# Aim
Reproduce every line of the material below, but drop the pictures.

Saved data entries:
_ _ _ _

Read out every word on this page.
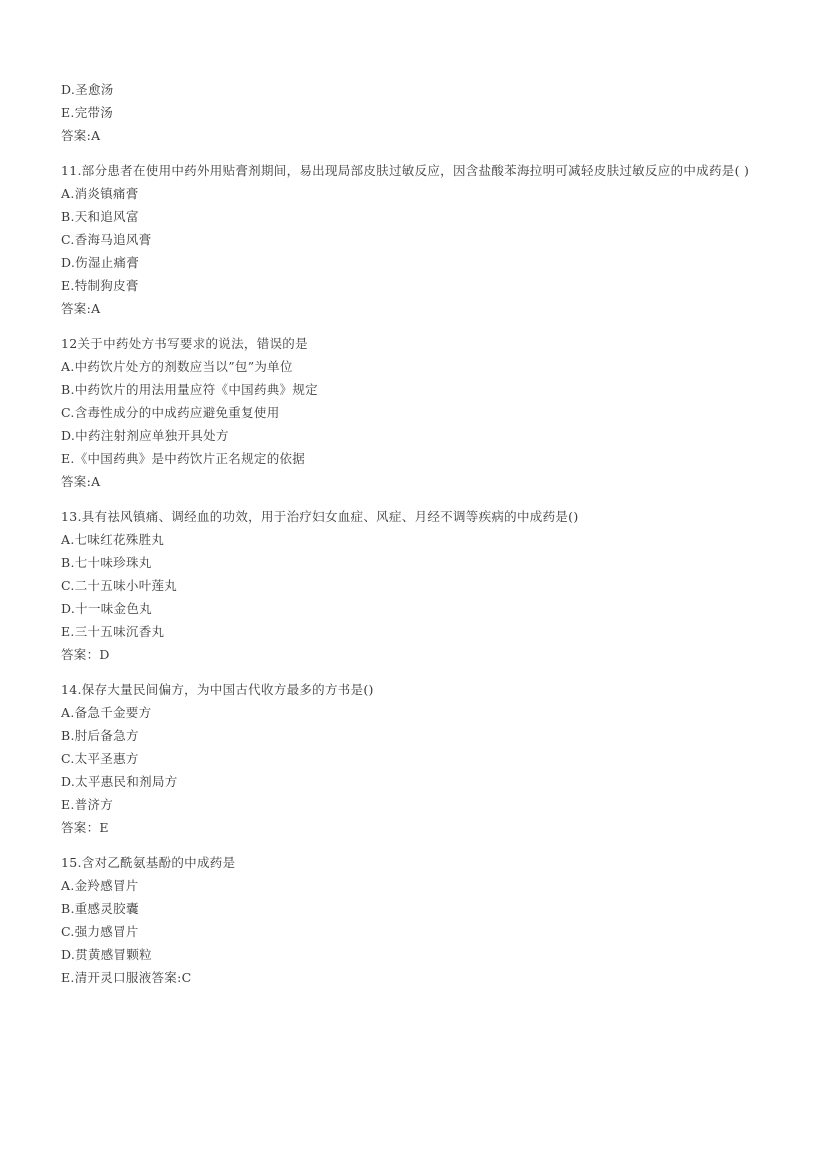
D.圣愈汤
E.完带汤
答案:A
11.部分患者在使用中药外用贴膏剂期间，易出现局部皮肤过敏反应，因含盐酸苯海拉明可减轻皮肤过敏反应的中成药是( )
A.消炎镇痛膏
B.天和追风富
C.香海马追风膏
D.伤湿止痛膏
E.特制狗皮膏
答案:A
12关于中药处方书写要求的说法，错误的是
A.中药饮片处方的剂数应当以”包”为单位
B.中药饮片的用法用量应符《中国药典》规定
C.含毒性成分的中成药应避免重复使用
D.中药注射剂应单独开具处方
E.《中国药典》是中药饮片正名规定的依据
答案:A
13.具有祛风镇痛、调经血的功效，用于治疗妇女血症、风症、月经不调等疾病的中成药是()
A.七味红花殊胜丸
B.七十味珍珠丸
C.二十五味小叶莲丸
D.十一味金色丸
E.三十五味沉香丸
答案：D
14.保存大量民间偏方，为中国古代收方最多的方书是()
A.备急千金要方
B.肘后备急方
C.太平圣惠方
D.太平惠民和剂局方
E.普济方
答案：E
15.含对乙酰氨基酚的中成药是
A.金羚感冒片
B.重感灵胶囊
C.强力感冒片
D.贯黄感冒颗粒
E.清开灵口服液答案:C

_ _ _ _

# Problem solution
Read out every word on this page.
D.圣愈汤
E.完带汤
答案:A
11.部分患者在使用中药外用贴膏剂期间，易出现局部皮肤过敏反应，因含盐酸苯海拉明可减轻皮肤过敏反应的中成药是( )
A.消炎镇痛膏
B.天和追风富
C.香海马追风膏
D.伤湿止痛膏
E.特制狗皮膏
答案:A
12关于中药处方书写要求的说法，错误的是
A.中药饮片处方的剂数应当以”包”为单位
B.中药饮片的用法用量应符《中国药典》规定
C.含毒性成分的中成药应避免重复使用
D.中药注射剂应单独开具处方
E.《中国药典》是中药饮片正名规定的依据
答案:A
13.具有祛风镇痛、调经血的功效，用于治疗妇女血症、风症、月经不调等疾病的中成药是()
A.七味红花殊胜丸
B.七十味珍珠丸
C.二十五味小叶莲丸
D.十一味金色丸
E.三十五味沉香丸
答案：D
14.保存大量民间偏方，为中国古代收方最多的方书是()
A.备急千金要方
B.肘后备急方
C.太平圣惠方
D.太平惠民和剂局方
E.普济方
答案：E
15.含对乙酰氨基酚的中成药是
A.金羚感冒片
B.重感灵胶囊
C.强力感冒片
D.贯黄感冒颗粒
E.清开灵口服液答案:C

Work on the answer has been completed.